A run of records
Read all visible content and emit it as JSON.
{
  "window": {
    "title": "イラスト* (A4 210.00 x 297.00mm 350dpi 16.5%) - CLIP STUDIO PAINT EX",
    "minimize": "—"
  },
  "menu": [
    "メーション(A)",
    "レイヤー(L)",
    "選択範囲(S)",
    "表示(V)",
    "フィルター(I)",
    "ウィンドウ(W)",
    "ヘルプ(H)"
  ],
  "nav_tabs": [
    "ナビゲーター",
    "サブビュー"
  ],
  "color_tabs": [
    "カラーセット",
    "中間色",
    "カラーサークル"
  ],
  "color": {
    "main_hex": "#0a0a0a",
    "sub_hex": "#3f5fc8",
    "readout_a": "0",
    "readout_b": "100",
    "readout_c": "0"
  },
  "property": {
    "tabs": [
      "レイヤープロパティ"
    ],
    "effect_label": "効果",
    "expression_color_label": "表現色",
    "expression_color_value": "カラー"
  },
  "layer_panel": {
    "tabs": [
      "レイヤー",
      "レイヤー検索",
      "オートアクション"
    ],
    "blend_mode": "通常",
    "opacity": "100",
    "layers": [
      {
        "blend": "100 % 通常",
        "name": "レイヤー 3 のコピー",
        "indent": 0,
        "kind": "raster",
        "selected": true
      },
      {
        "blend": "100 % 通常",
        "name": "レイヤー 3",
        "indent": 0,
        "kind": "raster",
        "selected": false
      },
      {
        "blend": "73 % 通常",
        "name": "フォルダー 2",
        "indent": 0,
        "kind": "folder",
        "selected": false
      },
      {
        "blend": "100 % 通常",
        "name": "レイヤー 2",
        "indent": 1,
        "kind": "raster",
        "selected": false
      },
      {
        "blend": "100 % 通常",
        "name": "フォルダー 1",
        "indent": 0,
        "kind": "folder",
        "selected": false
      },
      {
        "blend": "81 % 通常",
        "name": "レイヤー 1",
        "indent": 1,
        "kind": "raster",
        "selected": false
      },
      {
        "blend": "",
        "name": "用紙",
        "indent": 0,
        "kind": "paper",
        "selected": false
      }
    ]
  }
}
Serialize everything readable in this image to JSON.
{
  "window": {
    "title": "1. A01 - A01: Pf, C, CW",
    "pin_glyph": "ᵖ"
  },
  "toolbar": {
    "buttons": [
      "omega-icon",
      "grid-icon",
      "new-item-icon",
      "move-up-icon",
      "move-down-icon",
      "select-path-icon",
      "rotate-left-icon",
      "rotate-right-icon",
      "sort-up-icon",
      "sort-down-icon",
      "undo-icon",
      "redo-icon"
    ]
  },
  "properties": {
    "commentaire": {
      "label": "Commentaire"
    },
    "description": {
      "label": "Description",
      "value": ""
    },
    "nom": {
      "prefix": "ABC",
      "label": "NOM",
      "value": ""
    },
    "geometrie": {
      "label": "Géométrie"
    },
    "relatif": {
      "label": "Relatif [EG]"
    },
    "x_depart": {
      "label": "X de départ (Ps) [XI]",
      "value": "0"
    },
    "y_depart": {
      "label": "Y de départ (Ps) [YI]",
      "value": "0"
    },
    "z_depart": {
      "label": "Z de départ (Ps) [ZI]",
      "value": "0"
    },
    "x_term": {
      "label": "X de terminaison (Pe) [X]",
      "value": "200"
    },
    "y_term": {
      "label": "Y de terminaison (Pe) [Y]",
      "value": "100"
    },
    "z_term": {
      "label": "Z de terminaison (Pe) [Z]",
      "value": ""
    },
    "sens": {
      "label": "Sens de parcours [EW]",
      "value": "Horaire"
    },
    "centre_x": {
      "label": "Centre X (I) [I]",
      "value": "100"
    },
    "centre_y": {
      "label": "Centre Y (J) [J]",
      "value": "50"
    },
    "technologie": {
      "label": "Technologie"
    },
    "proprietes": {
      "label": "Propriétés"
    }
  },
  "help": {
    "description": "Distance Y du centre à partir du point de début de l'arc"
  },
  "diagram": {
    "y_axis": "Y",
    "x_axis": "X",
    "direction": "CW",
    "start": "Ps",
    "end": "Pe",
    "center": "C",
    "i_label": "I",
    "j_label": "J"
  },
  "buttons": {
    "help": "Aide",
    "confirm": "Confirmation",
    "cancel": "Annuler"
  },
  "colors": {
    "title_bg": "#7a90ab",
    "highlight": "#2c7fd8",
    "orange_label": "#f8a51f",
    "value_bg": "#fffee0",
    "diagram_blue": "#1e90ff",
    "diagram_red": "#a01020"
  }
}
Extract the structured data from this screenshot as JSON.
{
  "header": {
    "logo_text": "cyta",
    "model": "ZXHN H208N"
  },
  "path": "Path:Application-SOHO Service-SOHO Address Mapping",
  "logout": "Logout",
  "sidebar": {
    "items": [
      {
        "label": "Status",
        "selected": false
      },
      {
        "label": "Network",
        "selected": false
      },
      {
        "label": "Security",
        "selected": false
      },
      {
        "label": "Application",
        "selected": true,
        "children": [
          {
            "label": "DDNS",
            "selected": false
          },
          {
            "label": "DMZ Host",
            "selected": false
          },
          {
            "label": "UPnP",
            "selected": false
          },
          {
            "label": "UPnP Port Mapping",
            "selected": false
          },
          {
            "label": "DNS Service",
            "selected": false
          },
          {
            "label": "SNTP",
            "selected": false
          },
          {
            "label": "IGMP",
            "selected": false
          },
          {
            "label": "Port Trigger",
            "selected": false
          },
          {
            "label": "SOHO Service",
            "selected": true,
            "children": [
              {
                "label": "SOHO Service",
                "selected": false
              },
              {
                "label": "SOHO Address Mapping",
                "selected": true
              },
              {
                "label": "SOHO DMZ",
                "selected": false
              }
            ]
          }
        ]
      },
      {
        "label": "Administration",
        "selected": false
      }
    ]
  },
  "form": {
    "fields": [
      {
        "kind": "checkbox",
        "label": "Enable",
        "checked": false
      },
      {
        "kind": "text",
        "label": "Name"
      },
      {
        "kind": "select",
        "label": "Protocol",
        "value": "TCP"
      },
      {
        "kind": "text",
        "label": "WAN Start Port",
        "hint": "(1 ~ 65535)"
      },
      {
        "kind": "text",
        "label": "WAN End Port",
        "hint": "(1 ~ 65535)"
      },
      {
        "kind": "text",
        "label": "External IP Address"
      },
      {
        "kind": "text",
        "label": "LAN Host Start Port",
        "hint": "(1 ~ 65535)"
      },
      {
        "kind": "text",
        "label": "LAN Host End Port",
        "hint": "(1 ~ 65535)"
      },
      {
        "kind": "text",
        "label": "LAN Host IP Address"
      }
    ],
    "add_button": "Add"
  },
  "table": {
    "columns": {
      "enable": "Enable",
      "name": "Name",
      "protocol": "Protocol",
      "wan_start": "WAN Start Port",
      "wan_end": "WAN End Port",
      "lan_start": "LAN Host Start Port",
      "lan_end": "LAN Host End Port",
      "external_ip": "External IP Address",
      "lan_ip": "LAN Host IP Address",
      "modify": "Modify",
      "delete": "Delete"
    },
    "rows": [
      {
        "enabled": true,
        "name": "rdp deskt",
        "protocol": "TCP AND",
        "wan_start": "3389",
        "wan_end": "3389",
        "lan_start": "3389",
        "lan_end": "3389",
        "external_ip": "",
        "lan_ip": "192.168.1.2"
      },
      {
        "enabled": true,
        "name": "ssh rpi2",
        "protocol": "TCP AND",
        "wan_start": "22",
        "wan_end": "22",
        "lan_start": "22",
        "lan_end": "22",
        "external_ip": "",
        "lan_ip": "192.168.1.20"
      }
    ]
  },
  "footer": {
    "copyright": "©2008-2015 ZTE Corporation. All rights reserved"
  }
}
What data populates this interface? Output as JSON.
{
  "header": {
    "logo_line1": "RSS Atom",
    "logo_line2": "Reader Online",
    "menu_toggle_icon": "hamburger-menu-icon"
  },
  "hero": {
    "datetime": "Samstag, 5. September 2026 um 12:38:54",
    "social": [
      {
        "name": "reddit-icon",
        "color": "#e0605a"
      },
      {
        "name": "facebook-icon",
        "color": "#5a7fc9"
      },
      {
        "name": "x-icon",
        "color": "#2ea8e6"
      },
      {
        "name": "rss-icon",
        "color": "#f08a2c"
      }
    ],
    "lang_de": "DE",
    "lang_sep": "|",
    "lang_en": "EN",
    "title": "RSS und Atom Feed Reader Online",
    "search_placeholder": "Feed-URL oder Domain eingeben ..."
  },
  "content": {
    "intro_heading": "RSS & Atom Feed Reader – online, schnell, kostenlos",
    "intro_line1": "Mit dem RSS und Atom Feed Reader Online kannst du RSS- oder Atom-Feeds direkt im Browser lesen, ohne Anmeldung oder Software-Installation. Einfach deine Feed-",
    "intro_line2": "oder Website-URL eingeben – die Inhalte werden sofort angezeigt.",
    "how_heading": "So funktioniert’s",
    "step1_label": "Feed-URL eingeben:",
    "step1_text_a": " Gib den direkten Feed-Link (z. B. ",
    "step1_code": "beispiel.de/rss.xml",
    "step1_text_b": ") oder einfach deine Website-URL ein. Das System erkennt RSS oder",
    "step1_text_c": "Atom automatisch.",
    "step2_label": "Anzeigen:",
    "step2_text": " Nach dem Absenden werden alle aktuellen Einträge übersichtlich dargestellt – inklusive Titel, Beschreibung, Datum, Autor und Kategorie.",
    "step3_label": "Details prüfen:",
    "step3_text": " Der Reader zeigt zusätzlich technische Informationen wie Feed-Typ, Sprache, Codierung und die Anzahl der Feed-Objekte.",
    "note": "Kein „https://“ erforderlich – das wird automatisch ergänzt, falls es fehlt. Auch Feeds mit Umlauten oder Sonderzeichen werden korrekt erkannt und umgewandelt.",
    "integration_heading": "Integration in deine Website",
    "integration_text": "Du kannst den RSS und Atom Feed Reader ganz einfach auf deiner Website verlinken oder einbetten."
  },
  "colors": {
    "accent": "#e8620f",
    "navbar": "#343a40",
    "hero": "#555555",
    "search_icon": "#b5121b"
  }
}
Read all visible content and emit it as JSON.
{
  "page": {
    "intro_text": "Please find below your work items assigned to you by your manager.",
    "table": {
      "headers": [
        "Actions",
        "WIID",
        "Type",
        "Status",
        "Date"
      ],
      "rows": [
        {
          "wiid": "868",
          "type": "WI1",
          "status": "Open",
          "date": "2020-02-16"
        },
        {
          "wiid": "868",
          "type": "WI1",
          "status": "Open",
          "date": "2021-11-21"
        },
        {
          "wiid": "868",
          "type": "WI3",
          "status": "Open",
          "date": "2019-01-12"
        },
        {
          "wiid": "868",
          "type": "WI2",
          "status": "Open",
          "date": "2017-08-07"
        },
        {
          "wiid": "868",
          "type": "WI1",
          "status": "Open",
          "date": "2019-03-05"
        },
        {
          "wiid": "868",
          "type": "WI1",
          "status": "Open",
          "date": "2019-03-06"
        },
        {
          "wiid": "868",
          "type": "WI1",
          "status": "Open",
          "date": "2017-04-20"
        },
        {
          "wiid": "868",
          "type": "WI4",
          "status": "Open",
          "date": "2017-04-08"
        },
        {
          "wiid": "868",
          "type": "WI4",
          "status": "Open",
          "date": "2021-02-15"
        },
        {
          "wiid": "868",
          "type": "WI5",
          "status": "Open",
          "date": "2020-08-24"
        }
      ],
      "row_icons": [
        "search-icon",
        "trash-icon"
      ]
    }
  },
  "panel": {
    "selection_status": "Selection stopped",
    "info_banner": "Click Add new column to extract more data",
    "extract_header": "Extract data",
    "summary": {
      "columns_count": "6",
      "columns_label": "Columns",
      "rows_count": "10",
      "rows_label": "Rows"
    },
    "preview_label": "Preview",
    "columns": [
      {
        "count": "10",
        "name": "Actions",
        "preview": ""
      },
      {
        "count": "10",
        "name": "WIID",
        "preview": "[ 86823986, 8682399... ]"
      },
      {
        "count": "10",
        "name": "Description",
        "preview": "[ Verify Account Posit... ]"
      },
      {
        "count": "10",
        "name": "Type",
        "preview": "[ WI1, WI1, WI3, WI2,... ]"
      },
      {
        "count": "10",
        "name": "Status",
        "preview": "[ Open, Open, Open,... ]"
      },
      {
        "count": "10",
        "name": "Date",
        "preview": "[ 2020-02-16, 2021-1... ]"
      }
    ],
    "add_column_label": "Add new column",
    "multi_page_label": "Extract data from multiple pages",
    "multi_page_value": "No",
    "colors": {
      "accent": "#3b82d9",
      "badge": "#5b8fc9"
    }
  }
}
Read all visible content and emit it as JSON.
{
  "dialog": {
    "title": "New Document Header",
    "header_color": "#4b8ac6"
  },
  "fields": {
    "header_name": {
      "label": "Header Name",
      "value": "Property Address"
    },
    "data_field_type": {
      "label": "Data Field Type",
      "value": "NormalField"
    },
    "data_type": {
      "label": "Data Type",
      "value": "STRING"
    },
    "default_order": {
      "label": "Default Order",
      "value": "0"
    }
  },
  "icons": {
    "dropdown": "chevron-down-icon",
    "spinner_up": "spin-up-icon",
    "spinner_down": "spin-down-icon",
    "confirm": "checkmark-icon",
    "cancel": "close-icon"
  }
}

What you are asked to do> How many lines of these entries hold the string "down"? Answer with the number alone.

Solved problem> 4